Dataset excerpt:
------

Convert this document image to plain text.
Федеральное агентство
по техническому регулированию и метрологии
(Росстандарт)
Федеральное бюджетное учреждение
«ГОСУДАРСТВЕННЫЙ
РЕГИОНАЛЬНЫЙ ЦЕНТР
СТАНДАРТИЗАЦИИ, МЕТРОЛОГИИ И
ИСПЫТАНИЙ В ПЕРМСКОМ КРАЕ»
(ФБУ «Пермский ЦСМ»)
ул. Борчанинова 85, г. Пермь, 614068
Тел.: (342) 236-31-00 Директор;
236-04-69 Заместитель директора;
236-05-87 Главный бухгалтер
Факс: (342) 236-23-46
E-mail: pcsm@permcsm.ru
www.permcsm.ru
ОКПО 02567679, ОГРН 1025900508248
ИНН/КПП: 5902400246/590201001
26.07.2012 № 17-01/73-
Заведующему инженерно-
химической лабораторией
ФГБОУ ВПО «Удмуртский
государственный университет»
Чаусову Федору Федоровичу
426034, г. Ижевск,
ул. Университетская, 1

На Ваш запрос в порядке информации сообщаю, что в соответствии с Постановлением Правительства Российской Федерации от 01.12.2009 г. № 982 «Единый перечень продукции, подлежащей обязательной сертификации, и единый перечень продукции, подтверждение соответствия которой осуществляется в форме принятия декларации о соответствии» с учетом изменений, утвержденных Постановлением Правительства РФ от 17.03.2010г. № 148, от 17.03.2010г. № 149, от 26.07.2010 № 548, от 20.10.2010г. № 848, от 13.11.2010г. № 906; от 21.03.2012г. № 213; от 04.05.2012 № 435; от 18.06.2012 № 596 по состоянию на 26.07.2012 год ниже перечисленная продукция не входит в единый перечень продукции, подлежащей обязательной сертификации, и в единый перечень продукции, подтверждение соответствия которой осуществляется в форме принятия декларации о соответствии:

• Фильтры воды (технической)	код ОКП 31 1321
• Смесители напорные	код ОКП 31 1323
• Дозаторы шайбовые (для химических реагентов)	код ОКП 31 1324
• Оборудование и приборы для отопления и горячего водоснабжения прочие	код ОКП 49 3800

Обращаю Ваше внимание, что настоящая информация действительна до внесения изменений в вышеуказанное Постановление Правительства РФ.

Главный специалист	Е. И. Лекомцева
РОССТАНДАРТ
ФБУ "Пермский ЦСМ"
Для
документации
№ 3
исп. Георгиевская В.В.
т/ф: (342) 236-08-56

------

Written exercise:
In the records, locate each line holding the string "Главный" and copy it.

Finished task:
236-05-87 Главный бухгалтер
Главный специалист	Е. И. Лекомцева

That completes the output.